Given text:
*** Begin section ***

Behavior Characteristics of Cats You May Not Know

catintrashFour Behavioral Characteristics of Cats

1. Cats are very sensitive to their interpersonal space. 

Personal space can be thought of as a bubble of area around their bodies that cats consider their own.  The bubble moves when the cat does, making personal space different from territory.  Cats may become threatening if their personal space is invaded too quickly, especially individuals they aren’t very familiar with.  This is a common reason for threats and fighting during introductions of new pets to the family.

2. Cats often do not have strict social hierarchies.

When cats live together, it’s often not clear who is in the dominant role in the relationship.  Because cats usually don’t live in highly structured groups, they don’t always have well defined social roles.  Instead, cats tend to allocate resources by sharing them.  For example, one cat may have priority access to a window perch in the morning hours, while another has so in the afternoon.

*** End section ***

Action item A:
Answer these questions from the cat behavior text, one answer per line, marked (i), (ii) and (iii) like the questions.
(i) According to the text, what makes personal space different from territory?
(ii) How do cats tend to allocate resources?
(iii) What resource does the text use as its example of this?
Action item B:
Rewrite the paragraph of the cat behavior text that begins "When cats live together" in a shorter form that keeps its main facts.
The listing that follows has no connection to the cat behavior text.

Data extracts:
*** Begin section ***

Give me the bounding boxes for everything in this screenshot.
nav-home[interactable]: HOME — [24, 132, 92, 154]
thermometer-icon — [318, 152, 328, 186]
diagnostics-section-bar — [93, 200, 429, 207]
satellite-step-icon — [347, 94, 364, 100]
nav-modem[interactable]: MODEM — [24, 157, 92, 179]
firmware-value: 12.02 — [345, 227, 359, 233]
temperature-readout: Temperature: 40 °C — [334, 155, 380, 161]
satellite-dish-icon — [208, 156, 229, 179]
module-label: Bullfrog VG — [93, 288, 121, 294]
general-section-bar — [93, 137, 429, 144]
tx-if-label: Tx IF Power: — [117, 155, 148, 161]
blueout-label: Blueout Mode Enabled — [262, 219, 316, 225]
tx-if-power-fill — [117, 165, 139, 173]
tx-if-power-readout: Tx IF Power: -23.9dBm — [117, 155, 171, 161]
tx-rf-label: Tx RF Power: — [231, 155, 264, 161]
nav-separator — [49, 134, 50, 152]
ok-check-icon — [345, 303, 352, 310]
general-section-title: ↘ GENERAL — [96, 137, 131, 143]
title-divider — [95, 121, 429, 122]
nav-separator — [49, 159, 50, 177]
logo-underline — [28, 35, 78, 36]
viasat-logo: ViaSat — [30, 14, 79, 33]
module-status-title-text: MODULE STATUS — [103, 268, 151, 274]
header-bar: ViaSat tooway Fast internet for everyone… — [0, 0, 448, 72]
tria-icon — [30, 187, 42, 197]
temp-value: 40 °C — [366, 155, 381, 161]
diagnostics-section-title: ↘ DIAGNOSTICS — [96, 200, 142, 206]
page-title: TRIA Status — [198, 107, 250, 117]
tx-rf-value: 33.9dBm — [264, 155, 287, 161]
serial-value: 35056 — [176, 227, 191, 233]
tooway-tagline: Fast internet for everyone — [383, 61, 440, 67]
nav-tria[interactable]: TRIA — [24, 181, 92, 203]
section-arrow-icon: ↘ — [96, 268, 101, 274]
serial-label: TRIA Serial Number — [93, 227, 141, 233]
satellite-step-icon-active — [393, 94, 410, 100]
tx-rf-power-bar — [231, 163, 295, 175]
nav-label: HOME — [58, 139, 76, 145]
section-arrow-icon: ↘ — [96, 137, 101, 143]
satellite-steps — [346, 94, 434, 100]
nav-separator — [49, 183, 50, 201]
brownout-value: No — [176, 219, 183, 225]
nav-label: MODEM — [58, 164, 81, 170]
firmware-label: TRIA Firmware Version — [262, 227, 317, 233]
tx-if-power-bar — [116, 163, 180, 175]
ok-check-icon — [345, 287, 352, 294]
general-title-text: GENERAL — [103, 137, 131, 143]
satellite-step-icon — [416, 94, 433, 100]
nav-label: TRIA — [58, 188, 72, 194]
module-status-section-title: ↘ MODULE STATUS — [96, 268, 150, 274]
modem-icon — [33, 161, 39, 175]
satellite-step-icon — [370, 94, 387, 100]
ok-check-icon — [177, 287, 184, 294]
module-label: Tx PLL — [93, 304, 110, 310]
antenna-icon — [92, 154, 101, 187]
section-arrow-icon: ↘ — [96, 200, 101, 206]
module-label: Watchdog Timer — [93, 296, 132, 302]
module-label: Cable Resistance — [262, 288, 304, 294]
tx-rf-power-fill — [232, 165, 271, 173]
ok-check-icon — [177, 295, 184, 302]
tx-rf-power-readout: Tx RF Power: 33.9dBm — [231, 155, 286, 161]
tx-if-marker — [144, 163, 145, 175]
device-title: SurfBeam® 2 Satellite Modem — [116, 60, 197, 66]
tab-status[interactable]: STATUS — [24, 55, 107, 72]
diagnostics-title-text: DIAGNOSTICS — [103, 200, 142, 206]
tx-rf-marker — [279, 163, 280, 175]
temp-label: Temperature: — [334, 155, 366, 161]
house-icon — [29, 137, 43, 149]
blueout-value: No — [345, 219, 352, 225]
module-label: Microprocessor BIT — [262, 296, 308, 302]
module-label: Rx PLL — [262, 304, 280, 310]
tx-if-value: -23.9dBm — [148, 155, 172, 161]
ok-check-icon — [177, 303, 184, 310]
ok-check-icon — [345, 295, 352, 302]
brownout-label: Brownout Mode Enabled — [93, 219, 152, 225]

*** End section ***

Problem solution A:
(i) The bubble of personal space moves when the cat does.
(ii) They tend to allocate resources by sharing them.
(iii) A window perch, which one cat may use in the morning and another in the afternoon.

Problem solution B:
When cats live together, it is often unclear which one is dominant, because cats usually don't live in highly structured groups with well-defined social roles. They tend to share resources instead. For example, one cat may have priority at a window perch in the morning and another in the afternoon.